## What you have to do:
State the number of lines in these records holding "ferruginised". Say nothing more.

— begin Dataset records —

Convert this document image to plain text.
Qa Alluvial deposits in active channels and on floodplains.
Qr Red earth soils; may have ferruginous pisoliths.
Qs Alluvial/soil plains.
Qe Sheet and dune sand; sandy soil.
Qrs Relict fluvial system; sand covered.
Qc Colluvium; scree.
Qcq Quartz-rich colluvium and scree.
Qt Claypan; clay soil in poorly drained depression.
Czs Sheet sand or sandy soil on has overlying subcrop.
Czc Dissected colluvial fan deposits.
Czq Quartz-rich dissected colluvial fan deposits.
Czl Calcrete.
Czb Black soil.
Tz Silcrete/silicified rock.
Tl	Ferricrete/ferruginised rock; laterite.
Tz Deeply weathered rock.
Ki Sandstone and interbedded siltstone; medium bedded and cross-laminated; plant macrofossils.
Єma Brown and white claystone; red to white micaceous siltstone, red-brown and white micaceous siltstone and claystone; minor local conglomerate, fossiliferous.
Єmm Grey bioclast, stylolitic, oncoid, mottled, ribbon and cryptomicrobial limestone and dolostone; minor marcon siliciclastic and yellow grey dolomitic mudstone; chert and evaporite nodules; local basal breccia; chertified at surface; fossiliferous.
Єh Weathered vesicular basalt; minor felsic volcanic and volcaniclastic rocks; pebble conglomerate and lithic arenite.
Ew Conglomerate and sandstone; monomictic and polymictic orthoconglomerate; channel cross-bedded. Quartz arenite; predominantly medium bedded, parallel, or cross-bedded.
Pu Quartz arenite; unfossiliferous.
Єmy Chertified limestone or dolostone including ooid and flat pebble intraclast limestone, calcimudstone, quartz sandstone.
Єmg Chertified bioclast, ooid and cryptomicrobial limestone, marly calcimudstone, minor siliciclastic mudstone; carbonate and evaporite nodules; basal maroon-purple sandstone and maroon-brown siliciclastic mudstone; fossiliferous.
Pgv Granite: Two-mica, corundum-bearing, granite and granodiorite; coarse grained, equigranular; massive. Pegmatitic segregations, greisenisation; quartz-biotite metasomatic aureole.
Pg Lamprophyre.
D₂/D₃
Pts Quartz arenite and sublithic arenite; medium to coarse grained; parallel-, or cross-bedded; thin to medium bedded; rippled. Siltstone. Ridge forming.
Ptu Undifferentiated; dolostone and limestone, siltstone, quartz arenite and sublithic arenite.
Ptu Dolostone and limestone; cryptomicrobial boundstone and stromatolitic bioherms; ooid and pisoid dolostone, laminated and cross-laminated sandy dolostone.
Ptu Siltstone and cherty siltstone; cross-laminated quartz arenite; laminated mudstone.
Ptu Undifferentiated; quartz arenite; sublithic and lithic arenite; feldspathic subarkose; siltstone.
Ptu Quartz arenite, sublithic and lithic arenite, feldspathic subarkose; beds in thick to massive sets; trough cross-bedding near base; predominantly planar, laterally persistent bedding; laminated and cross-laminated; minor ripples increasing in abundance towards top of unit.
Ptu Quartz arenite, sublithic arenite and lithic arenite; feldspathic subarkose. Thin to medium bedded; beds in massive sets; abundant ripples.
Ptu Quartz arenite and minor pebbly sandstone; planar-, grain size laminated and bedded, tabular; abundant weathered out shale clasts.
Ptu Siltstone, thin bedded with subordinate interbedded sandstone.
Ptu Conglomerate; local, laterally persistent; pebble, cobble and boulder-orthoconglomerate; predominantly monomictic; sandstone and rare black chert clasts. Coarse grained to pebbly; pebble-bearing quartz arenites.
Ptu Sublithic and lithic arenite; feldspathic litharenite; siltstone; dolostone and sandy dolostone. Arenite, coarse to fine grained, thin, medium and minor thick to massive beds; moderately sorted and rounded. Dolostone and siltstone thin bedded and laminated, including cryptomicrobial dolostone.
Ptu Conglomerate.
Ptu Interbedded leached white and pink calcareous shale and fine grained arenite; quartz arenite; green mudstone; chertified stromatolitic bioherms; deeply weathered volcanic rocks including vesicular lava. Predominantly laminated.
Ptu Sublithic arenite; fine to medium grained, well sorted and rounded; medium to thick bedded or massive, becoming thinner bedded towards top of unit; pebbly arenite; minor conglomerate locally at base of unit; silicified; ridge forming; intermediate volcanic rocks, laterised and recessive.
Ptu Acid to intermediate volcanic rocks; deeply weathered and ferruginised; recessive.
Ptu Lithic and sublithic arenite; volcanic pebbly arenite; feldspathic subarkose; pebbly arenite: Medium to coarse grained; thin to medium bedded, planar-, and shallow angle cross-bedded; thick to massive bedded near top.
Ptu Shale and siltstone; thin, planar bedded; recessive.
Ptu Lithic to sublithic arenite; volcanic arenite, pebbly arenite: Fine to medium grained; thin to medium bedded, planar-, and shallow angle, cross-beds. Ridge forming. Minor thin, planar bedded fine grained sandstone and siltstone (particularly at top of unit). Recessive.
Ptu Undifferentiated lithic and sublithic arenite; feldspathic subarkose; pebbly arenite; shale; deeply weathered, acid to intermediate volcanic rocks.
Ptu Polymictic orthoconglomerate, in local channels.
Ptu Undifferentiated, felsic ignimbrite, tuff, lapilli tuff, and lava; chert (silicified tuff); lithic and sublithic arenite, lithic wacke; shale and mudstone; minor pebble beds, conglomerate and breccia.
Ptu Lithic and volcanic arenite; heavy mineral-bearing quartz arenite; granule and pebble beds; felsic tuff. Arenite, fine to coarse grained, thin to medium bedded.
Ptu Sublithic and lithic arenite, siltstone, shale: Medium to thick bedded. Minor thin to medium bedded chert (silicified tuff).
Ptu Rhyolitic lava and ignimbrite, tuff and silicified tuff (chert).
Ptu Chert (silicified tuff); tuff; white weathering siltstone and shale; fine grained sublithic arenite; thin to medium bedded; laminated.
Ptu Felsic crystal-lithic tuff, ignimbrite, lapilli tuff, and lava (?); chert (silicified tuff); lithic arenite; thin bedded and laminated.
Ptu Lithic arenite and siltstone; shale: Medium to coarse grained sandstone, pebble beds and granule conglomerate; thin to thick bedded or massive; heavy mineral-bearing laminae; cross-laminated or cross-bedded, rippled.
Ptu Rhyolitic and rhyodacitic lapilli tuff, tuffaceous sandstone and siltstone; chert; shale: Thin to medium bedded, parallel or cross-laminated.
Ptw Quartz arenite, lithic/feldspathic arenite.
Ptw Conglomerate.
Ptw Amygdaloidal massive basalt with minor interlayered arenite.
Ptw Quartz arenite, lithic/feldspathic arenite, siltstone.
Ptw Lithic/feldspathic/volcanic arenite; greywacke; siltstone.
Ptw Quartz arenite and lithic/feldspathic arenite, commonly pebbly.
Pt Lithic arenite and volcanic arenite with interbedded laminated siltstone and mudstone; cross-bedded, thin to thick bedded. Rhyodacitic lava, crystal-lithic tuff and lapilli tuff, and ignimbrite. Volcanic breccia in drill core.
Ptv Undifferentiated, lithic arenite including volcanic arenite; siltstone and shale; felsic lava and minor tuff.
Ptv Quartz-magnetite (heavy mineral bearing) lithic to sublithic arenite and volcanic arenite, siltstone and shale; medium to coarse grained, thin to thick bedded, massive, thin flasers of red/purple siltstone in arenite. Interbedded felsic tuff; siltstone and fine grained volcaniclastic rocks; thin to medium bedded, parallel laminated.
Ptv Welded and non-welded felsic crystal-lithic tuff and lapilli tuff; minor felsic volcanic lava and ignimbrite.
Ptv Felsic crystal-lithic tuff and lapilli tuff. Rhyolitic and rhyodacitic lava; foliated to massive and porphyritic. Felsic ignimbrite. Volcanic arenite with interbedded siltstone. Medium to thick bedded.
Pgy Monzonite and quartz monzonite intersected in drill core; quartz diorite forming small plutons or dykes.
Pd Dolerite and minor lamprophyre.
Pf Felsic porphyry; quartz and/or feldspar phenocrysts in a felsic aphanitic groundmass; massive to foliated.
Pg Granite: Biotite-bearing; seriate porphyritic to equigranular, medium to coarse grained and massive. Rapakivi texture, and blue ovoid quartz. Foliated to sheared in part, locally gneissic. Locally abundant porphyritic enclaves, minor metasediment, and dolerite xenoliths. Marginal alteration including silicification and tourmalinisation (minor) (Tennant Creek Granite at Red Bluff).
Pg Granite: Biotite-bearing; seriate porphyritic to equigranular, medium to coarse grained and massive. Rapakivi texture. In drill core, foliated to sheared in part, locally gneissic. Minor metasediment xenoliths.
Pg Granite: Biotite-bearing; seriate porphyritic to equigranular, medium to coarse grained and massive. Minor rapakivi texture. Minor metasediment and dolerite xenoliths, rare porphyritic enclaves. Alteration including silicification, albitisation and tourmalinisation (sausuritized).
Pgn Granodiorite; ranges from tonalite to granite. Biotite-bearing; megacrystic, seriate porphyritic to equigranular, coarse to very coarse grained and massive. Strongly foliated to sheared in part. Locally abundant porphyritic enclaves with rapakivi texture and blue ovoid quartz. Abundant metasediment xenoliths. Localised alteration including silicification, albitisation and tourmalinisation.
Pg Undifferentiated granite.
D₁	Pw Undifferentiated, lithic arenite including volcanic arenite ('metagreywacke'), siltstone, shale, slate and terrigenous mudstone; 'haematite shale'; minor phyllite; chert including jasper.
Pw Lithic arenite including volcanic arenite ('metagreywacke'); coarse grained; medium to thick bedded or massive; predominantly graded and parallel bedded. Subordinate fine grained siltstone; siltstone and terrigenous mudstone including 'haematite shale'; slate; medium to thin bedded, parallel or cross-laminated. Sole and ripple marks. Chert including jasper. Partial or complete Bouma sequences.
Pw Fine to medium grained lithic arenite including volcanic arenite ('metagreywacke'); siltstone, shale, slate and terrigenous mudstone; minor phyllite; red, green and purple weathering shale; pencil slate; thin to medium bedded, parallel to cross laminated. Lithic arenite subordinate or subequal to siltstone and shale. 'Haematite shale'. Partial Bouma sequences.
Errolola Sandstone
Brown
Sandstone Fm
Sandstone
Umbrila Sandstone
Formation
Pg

— end Dataset records —

## Task response:
2